Work to be completed:
Transcribe the records below exactly as they appear.

Data supplied:
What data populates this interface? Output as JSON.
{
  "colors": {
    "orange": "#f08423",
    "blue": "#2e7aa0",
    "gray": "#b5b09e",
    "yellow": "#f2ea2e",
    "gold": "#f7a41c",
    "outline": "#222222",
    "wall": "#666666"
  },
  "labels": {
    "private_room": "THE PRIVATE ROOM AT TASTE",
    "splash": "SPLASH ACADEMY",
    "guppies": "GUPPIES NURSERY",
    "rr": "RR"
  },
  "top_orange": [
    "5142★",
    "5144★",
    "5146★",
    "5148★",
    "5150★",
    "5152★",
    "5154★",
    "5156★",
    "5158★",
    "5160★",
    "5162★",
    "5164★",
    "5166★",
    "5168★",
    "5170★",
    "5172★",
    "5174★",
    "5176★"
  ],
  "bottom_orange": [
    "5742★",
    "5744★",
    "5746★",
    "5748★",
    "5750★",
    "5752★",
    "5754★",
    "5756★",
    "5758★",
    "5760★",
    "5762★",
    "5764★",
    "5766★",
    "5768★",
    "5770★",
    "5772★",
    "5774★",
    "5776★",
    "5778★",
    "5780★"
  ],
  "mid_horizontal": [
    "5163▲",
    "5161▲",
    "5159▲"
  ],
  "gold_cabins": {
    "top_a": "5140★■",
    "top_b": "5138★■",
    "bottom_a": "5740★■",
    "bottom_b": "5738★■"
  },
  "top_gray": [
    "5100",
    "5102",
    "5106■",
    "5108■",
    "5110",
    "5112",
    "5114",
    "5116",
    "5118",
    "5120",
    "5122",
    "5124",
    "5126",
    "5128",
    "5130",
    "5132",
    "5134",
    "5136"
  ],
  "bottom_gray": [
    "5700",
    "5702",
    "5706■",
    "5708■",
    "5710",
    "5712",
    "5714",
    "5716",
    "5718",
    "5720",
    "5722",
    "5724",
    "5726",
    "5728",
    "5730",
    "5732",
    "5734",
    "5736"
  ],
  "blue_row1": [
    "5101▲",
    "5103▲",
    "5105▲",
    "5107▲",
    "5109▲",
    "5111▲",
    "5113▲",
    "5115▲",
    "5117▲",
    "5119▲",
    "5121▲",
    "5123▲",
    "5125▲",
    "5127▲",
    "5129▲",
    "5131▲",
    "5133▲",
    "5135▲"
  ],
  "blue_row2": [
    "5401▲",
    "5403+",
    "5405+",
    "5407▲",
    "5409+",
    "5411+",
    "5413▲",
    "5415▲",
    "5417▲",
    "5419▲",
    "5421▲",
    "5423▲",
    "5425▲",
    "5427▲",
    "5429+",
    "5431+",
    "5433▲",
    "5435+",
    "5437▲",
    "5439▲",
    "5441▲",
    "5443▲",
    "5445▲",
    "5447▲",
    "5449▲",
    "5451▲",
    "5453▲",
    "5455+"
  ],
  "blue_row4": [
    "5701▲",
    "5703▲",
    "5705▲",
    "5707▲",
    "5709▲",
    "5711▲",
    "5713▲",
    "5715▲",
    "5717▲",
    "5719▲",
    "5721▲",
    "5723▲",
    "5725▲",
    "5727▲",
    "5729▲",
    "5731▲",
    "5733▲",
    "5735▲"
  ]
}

The reply:
What data populates this interface? Output as JSON.
{
  "colors": {
    "orange": "#f08423",
    "blue": "#2e7aa0",
    "gray": "#b5b09e",
    "yellow": "#f2ea2e",
    "gold": "#f7a41c",
    "outline": "#222222",
    "wall": "#666666"
  },
  "labels": {
    "private_room": "THE PRIVATE ROOM AT TASTE",
    "splash": "SPLASH ACADEMY",
    "guppies": "GUPPIES NURSERY",
    "rr": "RR"
  },
  "top_orange": [
    "5142★",
    "5144★",
    "5146★",
    "5148★",
    "5150★",
    "5152★",
    "5154★",
    "5156★",
    "5158★",
    "5160★",
    "5162★",
    "5164★",
    "5166★",
    "5168★",
    "5170★",
    "5172★",
    "5174★",
    "5176★"
  ],
  "bottom_orange": [
    "5742★",
    "5744★",
    "5746★",
    "5748★",
    "5750★",
    "5752★",
    "5754★",
    "5756★",
    "5758★",
    "5760★",
    "5762★",
    "5764★",
    "5766★",
    "5768★",
    "5770★",
    "5772★",
    "5774★",
    "5776★",
    "5778★",
    "5780★"
  ],
  "mid_horizontal": [
    "5163▲",
    "5161▲",
    "5159▲"
  ],
  "gold_cabins": {
    "top_a": "5140★■",
    "top_b": "5138★■",
    "bottom_a": "5740★■",
    "bottom_b": "5738★■"
  },
  "top_gray": [
    "5100",
    "5102",
    "5106■",
    "5108■",
    "5110",
    "5112",
    "5114",
    "5116",
    "5118",
    "5120",
    "5122",
    "5124",
    "5126",
    "5128",
    "5130",
    "5132",
    "5134",
    "5136"
  ],
  "bottom_gray": [
    "5700",
    "5702",
    "5706■",
    "5708■",
    "5710",
    "5712",
    "5714",
    "5716",
    "5718",
    "5720",
    "5722",
    "5724",
    "5726",
    "5728",
    "5730",
    "5732",
    "5734",
    "5736"
  ],
  "blue_row1": [
    "5101▲",
    "5103▲",
    "5105▲",
    "5107▲",
    "5109▲",
    "5111▲",
    "5113▲",
    "5115▲",
    "5117▲",
    "5119▲",
    "5121▲",
    "5123▲",
    "5125▲",
    "5127▲",
    "5129▲",
    "5131▲",
    "5133▲",
    "5135▲"
  ],
  "blue_row2": [
    "5401▲",
    "5403+",
    "5405+",
    "5407▲",
    "5409+",
    "5411+",
    "5413▲",
    "5415▲",
    "5417▲",
    "5419▲",
    "5421▲",
    "5423▲",
    "5425▲",
    "5427▲",
    "5429+",
    "5431+",
    "5433▲",
    "5435+",
    "5437▲",
    "5439▲",
    "5441▲",
    "5443▲",
    "5445▲",
    "5447▲",
    "5449▲",
    "5451▲",
    "5453▲",
    "5455+"
  ],
  "blue_row4": [
    "5701▲",
    "5703▲",
    "5705▲",
    "5707▲",
    "5709▲",
    "5711▲",
    "5713▲",
    "5715▲",
    "5717▲",
    "5719▲",
    "5721▲",
    "5723▲",
    "5725▲",
    "5727▲",
    "5729▲",
    "5731▲",
    "5733▲",
    "5735▲"
  ]
}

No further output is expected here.